[Collection entries]

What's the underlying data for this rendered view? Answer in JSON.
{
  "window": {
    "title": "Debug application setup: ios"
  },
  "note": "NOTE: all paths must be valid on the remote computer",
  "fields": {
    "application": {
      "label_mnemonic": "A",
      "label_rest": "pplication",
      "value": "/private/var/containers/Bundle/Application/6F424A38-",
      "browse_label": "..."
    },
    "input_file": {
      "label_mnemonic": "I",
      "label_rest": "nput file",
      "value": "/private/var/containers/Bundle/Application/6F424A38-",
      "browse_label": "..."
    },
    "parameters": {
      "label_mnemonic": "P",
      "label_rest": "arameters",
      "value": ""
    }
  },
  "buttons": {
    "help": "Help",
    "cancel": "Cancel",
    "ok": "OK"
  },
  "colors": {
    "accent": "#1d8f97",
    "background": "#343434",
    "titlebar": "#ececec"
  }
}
---
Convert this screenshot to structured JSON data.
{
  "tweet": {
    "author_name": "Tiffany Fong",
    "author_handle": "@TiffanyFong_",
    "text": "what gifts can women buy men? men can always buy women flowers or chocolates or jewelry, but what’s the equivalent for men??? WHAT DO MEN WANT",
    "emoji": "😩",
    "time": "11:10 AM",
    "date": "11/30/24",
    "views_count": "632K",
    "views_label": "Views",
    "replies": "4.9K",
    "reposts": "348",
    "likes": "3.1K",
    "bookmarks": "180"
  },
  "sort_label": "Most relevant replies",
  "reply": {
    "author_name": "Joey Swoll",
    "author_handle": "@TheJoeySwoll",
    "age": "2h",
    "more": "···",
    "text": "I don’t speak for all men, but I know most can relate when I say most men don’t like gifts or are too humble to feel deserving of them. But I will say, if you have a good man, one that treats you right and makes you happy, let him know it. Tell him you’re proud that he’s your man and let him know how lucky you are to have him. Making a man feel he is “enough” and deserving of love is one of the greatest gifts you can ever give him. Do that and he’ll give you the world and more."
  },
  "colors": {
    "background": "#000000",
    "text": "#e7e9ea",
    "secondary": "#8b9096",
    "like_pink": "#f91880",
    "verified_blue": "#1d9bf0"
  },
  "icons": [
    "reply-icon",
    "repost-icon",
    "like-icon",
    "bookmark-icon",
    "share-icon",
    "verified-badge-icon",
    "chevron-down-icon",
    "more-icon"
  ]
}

→ **WHAT IS REQUIRED**: Report only how many lines in the records contain the word "this".

→ **ANSWER FOR THE TASK**: 2